**Activity 1**
In the passage about Mobile's old ordinances, rewrite the part from "In the Port" up to and including "chicken upside down.", changing "high heels" to "flip-flops".
**Activity 2**
According to the passage about Mobile's old ordinances, how many backyard hens may Mobilians legally raise?

**Passage provided**
- - -

In the Port City, some old-fashioned (and quite comical) ordinances remain on the books.
Stop in the name of the law! And most of us do because we respect our legal system. Plus, orange jump suits are unflattering. But some laws are guilty of wacko in the first degree. For example, there are rules on Mobile’s books that make high heels a public menace, confetti a weapon and roosters contraband. So let’s open the 10-pound chronicle that is Mobile’s Municipal Code, a massive tome governing our city, the guidelines defining right from wrong, the document stating we can’t carry a chicken upside down.
That’s right, transporting or selling live chickens in Mobile with the bird bottom side up is a cock-a-doodle-don’t. If you are doing so, stop now, or risk running a-fowl of the law. And that’s not the only poultry penalty. Legally, Mobilians are allowed to raise up to 25 backyard hens, but there is zero tolerance for rooster raising –
The law forbids anyone riding an old horse. But it does not specify what age a horse is considered old. It has to act old. Heck, I act old! Are they going to ban me? And if the steed is unattended and untied, it is considered a “horse at large,” a fugitive.
Code of Arms
Heaven help you if you are caught carrying the concealed weapon of confetti. In the city that created Mardi Gras, confetti is almost a controlled substance, which “cannot be sold, kept, stored, given away, or handled.”
In addition, our town also deems “funk” or stink balls, weapons of mass destruction. A funk ball, as defined by Mobile’s Municipal Code, is “an item intently used to create disagreeable odors to the great discomfort of the persons coming in contact therewith.” We are a funk-free city.

- - -

**Excerpted data**
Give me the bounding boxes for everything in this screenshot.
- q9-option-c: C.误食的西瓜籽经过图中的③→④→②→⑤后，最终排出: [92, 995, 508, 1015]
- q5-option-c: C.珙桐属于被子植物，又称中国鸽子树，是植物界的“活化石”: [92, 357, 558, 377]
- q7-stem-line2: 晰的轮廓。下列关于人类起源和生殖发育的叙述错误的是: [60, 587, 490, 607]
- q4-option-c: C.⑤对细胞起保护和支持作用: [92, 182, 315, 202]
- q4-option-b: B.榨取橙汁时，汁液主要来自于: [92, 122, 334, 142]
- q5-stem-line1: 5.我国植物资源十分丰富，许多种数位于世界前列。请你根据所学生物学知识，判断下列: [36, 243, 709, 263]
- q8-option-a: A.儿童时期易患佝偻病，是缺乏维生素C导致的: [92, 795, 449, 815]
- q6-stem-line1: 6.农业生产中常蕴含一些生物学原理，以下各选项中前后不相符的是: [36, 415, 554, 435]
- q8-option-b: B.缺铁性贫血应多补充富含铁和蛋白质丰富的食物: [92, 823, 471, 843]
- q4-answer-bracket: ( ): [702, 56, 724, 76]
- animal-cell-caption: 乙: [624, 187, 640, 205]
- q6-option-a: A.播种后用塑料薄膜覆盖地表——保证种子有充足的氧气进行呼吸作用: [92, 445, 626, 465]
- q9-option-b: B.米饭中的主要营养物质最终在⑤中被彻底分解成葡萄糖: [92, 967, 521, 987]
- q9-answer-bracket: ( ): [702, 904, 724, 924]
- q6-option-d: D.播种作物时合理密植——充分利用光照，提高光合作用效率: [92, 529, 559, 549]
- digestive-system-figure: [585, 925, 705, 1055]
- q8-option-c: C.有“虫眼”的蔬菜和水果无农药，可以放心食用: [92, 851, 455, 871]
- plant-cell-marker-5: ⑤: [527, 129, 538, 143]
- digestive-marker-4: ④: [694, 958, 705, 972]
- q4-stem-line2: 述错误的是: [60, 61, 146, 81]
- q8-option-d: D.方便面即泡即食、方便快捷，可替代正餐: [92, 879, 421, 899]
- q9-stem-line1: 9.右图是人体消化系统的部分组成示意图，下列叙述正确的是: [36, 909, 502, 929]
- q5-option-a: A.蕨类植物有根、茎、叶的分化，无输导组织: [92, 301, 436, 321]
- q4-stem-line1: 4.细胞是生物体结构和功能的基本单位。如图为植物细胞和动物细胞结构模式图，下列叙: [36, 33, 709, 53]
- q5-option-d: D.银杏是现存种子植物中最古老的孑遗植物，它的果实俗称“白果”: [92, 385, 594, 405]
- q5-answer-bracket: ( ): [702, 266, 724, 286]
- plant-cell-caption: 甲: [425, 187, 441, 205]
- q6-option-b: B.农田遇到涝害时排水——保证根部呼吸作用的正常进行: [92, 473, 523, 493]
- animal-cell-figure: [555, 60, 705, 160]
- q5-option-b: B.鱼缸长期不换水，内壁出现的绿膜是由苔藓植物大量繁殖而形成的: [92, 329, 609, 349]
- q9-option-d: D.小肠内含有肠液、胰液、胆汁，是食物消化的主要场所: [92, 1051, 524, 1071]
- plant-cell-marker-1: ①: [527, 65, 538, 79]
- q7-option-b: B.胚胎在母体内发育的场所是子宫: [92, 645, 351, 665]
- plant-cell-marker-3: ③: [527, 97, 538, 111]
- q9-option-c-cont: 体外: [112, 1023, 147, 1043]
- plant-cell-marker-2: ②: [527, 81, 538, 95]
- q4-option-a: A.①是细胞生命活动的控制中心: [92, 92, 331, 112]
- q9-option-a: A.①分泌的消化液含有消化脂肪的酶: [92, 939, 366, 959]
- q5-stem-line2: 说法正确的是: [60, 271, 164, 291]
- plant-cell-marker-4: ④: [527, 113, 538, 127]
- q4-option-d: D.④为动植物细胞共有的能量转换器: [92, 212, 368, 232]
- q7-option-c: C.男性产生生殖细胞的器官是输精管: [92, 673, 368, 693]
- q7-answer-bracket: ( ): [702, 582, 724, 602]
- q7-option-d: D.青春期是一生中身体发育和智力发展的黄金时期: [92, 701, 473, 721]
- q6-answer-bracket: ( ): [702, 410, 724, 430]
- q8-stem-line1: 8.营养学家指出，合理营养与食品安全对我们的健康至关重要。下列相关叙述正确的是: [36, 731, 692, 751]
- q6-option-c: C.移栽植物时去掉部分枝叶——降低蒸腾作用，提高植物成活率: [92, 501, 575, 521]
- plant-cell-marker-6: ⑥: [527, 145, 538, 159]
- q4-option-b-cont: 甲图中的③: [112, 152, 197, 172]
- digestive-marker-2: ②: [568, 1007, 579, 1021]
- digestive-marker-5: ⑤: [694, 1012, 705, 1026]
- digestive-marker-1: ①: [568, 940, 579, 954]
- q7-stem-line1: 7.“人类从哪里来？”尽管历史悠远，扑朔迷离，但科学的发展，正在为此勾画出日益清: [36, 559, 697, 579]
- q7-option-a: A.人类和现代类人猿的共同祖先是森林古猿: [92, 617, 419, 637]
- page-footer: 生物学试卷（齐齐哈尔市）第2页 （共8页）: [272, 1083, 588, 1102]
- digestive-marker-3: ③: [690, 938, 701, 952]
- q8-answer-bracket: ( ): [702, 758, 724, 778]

- - -

**Task response 1**
In the Port City, some old-fashioned (and quite comical) ordinances remain on the books.
Stop in the name of the law! And most of us do because we respect our legal system. Plus, orange jump suits are unflattering. But some laws are guilty of wacko in the first degree. For example, there are rules on Mobile’s books that make flip-flops a public menace, confetti a weapon and roosters contraband. So let’s open the 10-pound chronicle that is Mobile’s Municipal Code, a massive tome governing our city, the guidelines defining right from wrong, the document stating we can’t carry a chicken upside down.

**Task response 2**
Up to 25.